* What the task requires
Edit the stretch of the brass-soldering account from "So after watching" through "right off again.", swapping "brass" for "copper".

* Selected passage
»»
So after watching several YouTube videos on brazing and soldering with lead free (brush-on flux solder), I decided to give it a go. I brushed the flux on after some rigorous cleaning with acetone and steel wool. I applied heat off to one side so I wouldn't burn the flux, but it still charred and oxidized the brass before I could get it hot enough to stick. And then it would puddle up and fall right off. Tried again, same thing. So what I ended up doing was heating the brass up, clean it off while hot, then apply flux (which still boiled) and while directly applying heat I applied the solder. You have to be quick, otherwise it'll oxidize the brass and the solder falls right off again.

I applied a very light coat, just enough to get coverage all around. I didn't measure it, since I knew it would be uneven. I chucked the shaft up in my drill press and used a medium file to knock down the high spots, then a small hobby file to smooth it out. First measurement was 0.235. Originally the worn down spot measured 0.215", so I added approximately 0.020" of solder (after getting the high spots knocked down). I decided to aim for 0.001" of clearance, so add 0.006" to 0.215" and I came up with 0.221". So away I went with the files and stopped every few minutes or so to see how far I got. Patience is an absolute must here. I stopped when the shaft got down to 0.222". I pulled out the polishing cloth and mirror-shined another 0.001" away. Exactly 0.001" of clearance.
««
* Records supplied
»»
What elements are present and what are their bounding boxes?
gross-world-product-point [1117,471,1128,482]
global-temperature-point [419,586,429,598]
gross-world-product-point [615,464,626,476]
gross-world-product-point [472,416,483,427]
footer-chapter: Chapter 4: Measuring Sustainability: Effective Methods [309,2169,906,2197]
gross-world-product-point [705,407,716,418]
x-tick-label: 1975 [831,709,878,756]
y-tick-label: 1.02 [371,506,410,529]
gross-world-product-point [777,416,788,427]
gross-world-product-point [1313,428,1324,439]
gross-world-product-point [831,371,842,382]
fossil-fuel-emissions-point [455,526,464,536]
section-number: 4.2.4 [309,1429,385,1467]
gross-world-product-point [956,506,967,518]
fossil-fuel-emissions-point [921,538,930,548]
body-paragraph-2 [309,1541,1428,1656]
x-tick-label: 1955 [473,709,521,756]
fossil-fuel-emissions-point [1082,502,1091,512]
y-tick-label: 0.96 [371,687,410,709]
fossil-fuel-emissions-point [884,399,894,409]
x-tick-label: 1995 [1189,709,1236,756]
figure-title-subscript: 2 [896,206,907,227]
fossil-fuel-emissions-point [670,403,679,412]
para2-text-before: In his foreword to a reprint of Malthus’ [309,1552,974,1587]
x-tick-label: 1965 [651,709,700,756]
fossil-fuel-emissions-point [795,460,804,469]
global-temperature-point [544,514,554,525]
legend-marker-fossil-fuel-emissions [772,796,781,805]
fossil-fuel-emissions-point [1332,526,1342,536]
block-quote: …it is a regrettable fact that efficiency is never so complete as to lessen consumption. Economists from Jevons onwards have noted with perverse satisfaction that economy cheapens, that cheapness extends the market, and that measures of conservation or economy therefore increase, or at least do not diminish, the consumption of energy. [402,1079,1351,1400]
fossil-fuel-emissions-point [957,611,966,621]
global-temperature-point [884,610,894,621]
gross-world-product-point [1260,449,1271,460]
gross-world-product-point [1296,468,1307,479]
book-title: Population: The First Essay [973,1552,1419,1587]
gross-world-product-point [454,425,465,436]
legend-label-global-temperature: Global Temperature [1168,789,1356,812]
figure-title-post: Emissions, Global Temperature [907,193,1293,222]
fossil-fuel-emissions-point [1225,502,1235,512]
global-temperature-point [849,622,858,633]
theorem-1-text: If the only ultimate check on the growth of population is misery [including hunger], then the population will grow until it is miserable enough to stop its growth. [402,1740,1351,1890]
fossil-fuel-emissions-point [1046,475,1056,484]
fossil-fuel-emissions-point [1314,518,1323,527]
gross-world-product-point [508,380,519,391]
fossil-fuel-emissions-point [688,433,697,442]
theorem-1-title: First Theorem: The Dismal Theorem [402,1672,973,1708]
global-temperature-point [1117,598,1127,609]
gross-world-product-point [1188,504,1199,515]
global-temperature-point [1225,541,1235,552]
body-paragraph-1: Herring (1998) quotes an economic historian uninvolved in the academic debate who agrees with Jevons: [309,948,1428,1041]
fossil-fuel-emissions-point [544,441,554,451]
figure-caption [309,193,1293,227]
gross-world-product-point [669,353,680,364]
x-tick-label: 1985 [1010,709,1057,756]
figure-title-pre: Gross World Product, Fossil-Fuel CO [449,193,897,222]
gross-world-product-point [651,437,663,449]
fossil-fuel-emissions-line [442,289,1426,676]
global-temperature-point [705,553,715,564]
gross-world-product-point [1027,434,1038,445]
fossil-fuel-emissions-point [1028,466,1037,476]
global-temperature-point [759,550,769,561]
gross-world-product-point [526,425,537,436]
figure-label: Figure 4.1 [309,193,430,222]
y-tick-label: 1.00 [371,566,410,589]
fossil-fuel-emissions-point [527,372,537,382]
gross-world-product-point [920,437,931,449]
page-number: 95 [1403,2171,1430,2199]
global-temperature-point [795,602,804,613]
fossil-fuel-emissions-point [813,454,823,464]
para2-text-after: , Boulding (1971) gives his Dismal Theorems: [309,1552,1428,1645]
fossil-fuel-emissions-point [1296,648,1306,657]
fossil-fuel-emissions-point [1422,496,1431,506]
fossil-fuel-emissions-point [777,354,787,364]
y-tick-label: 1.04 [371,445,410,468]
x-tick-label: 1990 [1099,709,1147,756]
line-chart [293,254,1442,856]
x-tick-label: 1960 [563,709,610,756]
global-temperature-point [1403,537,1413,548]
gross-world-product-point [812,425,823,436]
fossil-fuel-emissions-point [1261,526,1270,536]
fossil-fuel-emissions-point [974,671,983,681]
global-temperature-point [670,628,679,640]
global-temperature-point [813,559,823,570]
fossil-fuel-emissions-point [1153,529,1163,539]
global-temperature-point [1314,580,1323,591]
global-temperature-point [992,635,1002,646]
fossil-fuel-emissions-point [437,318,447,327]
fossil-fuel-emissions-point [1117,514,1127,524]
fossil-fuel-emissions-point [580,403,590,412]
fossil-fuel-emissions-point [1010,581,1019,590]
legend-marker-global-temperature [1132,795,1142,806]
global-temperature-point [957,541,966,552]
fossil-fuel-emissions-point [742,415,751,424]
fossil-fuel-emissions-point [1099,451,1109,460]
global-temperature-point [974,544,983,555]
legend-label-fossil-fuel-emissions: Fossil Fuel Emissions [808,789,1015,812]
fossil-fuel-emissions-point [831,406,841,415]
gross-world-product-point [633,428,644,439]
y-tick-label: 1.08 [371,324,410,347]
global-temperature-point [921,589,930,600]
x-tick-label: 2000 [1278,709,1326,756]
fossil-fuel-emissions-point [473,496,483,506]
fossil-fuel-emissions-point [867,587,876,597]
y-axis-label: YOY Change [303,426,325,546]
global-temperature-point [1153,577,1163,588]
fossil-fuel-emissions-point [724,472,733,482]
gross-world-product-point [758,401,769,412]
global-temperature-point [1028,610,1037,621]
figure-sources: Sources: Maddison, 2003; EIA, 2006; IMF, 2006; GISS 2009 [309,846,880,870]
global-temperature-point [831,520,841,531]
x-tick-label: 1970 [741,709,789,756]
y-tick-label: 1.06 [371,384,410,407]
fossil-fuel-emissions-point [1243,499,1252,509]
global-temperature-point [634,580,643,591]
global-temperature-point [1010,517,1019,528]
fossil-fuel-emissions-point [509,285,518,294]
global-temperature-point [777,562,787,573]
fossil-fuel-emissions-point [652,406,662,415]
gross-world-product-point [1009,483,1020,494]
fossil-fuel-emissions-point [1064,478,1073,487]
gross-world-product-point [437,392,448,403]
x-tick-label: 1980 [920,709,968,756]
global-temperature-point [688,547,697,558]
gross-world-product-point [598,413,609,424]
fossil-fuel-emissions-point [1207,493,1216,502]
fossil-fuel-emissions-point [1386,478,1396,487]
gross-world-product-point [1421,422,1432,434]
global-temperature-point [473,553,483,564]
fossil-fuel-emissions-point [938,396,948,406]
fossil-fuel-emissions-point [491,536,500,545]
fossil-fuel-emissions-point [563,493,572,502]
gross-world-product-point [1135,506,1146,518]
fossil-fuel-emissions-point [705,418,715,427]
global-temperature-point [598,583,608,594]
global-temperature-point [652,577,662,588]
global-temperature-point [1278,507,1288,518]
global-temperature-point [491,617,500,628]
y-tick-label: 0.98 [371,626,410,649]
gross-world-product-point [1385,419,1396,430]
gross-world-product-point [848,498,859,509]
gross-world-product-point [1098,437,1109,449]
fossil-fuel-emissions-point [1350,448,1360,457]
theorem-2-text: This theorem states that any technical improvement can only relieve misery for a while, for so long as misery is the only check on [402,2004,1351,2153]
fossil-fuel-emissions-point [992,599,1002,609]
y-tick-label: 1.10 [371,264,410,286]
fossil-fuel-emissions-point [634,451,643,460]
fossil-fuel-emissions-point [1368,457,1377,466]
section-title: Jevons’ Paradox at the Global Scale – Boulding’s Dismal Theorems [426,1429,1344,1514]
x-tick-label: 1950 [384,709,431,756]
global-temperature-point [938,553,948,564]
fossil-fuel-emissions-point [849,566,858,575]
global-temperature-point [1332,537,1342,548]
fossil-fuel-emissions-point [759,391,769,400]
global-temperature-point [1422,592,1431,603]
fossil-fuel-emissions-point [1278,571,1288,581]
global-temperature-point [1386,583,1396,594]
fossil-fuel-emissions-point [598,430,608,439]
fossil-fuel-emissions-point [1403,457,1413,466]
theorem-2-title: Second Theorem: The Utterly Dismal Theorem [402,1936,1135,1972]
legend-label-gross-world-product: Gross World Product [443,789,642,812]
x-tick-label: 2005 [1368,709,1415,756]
««
* Result
So after watching several YouTube videos on brazing and soldering with lead free (brush-on flux solder), I decided to give it a go. I brushed the flux on after some rigorous cleaning with acetone and steel wool. I applied heat off to one side so I wouldn't burn the flux, but it still charred and oxidized the copper before I could get it hot enough to stick. And then it would puddle up and fall right off. Tried again, same thing. So what I ended up doing was heating the copper up, clean it off while hot, then apply flux (which still boiled) and while directly applying heat I applied the solder. You have to be quick, otherwise it'll oxidize the copper and the solder falls right off again.